- [REQUIRED TASK]:
From the listing below, return each line that includes "Activity".

/---

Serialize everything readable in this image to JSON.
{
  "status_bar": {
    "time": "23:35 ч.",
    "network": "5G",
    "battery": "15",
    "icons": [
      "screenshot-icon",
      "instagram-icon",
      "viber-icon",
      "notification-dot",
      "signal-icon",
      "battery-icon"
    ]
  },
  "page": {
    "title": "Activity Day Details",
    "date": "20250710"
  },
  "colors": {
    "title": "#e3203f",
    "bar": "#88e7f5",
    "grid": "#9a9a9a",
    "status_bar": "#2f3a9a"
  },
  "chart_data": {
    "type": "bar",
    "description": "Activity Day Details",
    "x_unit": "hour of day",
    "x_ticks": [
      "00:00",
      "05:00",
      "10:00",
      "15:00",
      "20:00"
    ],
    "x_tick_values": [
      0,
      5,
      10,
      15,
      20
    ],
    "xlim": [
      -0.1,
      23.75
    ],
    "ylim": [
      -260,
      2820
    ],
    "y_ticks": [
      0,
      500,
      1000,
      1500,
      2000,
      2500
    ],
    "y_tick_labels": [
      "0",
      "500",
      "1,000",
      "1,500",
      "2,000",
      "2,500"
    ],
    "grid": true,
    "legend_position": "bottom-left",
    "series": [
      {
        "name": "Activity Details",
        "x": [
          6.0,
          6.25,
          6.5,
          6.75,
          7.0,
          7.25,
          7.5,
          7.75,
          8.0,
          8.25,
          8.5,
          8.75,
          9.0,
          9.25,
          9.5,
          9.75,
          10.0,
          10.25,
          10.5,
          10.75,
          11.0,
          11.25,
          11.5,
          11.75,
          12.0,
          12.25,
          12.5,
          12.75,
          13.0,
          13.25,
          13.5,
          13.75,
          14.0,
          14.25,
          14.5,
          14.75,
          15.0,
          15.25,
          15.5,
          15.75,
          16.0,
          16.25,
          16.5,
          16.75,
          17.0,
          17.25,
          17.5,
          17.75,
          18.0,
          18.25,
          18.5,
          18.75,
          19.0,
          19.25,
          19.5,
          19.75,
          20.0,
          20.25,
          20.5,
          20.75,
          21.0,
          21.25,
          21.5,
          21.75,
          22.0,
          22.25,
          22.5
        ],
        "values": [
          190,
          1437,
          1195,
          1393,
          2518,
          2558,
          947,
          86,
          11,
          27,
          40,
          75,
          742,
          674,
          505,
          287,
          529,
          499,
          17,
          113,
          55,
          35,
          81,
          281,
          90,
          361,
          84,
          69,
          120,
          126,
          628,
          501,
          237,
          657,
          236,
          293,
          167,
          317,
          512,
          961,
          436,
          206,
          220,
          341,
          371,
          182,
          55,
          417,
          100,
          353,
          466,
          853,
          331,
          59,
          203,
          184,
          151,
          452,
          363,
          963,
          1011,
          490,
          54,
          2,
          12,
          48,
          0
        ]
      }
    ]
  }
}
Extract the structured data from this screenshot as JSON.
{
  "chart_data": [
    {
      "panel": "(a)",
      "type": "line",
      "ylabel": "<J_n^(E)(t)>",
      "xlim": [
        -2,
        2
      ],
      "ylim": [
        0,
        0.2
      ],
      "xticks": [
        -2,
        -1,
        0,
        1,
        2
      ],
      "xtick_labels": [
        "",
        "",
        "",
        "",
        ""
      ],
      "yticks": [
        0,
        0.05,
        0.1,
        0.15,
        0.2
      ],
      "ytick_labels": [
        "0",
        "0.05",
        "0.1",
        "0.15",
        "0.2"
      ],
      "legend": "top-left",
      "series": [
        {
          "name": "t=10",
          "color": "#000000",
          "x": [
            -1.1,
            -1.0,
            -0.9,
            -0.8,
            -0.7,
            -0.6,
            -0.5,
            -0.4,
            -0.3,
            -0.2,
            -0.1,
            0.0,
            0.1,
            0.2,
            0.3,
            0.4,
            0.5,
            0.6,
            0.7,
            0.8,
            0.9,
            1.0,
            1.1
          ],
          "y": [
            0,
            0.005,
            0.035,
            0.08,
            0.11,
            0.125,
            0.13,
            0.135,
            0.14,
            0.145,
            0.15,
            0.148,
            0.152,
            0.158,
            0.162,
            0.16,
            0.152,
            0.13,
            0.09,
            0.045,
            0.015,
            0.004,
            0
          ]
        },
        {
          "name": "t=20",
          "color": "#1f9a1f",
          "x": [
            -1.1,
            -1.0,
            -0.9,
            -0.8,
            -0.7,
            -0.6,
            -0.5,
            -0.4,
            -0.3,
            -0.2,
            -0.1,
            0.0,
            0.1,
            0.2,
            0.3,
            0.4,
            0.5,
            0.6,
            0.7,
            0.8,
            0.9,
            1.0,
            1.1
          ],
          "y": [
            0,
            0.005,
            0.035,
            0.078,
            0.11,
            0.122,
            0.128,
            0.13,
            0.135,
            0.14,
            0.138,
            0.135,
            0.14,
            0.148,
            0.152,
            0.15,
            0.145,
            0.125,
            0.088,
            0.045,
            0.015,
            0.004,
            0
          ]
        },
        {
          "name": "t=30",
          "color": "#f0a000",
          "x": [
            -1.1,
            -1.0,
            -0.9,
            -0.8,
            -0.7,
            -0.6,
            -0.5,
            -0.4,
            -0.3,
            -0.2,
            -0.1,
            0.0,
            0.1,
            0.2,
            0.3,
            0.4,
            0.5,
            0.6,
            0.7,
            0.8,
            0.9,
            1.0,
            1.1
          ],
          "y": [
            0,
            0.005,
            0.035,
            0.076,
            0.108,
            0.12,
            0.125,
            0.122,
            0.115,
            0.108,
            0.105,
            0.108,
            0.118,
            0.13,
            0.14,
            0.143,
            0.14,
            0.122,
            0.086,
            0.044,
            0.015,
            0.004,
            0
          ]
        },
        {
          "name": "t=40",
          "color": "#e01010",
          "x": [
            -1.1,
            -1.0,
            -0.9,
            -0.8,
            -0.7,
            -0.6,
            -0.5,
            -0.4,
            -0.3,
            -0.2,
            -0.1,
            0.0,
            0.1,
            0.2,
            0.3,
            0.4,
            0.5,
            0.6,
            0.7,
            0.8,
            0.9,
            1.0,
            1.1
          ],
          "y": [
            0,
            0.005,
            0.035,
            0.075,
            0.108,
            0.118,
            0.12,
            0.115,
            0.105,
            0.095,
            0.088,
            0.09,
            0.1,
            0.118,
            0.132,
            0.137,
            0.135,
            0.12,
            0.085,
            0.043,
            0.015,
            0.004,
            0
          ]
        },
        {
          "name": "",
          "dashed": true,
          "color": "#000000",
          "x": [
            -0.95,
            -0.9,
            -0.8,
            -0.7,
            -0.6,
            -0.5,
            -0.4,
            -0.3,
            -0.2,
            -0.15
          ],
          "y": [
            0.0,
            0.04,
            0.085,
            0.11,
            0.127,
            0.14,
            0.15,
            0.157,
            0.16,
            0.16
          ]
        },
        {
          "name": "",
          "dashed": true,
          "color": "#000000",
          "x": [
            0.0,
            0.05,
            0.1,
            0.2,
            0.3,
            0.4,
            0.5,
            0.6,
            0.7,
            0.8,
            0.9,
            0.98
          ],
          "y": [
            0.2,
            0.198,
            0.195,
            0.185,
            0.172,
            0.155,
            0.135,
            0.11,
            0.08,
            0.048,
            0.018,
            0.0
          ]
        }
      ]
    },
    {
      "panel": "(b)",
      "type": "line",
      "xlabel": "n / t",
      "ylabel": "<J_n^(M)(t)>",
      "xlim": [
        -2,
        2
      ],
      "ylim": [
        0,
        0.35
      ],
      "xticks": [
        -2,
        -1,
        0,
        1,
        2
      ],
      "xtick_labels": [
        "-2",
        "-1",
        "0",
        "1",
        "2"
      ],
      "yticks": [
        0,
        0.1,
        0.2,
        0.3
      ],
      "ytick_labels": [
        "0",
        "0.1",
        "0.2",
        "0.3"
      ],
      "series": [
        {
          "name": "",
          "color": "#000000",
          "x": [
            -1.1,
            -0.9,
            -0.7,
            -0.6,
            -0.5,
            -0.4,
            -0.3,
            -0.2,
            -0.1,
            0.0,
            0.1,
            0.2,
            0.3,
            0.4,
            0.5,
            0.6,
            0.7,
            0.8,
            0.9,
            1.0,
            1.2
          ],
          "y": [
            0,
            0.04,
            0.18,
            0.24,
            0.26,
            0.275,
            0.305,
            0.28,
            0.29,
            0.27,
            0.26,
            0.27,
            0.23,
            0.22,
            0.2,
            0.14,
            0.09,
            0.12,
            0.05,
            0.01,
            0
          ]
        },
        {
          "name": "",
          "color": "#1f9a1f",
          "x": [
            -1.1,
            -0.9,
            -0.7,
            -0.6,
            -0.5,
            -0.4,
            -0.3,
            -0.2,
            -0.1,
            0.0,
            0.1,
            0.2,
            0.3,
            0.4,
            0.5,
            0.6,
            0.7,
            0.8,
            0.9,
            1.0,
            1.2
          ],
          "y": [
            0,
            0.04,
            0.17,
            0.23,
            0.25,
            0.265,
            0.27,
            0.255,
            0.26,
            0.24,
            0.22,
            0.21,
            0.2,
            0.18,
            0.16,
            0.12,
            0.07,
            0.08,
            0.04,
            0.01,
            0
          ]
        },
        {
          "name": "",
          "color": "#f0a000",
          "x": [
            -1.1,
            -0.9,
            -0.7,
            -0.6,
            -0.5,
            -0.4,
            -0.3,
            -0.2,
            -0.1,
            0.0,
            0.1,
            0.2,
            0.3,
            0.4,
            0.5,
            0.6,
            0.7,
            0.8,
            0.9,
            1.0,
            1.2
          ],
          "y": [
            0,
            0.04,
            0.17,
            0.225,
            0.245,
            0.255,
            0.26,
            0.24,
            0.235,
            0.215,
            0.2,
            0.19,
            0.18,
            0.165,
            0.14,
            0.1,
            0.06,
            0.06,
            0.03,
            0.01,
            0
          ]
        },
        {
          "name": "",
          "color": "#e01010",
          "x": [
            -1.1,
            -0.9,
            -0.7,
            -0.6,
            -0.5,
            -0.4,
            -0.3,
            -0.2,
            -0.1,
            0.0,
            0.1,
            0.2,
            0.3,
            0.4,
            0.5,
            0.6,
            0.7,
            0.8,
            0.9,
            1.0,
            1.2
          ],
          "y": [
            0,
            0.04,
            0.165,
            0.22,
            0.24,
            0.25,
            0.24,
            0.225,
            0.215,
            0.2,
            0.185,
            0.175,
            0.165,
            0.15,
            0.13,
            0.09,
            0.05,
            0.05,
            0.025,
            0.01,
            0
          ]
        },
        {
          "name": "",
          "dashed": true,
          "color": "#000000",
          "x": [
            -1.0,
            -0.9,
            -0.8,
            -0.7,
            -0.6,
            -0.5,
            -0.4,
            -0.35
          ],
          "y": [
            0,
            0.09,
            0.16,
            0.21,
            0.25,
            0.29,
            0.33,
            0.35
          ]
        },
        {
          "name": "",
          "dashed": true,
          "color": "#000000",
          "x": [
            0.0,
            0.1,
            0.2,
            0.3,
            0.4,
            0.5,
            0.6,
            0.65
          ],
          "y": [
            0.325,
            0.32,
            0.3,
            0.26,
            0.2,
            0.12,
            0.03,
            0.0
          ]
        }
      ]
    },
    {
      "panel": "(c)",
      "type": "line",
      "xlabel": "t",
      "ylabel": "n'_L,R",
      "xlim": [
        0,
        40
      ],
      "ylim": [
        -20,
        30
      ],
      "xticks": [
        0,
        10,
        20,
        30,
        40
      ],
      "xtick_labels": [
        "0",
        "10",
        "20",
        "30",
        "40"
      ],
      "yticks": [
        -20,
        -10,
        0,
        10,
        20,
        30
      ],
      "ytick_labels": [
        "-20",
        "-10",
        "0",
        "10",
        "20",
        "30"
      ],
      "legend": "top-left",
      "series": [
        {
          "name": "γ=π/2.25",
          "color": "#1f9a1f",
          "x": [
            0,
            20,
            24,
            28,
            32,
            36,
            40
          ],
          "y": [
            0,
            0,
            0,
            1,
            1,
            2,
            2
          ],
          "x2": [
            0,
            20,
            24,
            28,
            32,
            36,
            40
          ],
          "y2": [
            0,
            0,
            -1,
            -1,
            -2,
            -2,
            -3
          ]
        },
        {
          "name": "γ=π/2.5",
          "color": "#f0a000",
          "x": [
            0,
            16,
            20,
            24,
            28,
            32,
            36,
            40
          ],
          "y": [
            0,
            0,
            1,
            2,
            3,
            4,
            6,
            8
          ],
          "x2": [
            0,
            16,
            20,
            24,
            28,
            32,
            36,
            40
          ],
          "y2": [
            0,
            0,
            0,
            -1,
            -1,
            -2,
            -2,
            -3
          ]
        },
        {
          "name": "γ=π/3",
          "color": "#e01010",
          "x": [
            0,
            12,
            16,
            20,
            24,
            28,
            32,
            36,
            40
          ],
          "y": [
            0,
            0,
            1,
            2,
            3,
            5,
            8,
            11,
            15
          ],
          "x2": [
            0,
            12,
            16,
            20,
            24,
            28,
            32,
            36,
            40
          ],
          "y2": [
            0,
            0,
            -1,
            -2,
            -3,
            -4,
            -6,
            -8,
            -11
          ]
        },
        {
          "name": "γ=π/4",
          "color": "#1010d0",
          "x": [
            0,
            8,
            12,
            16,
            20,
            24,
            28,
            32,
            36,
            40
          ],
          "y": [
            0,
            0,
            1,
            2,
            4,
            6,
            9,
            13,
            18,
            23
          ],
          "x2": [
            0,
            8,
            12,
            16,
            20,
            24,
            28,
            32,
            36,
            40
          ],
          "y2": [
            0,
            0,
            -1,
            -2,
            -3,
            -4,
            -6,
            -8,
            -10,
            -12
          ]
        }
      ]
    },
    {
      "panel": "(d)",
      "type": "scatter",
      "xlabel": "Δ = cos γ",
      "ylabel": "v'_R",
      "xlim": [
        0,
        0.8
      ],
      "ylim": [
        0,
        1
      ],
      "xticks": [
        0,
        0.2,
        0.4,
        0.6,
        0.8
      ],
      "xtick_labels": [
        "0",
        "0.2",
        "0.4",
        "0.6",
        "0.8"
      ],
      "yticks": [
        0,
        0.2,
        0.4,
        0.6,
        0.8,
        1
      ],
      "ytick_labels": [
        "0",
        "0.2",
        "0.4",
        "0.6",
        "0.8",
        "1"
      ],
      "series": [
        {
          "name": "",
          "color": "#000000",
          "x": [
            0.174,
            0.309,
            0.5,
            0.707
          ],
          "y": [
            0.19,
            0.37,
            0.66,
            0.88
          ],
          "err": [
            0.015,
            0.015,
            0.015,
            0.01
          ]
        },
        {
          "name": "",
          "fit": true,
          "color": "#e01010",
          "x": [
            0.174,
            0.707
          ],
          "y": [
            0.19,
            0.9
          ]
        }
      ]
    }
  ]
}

\---

- [OUTPUT OF THE EXERCISE]:
    "title": "Activity Day Details",
    "description": "Activity Day Details",
        "name": "Activity Details",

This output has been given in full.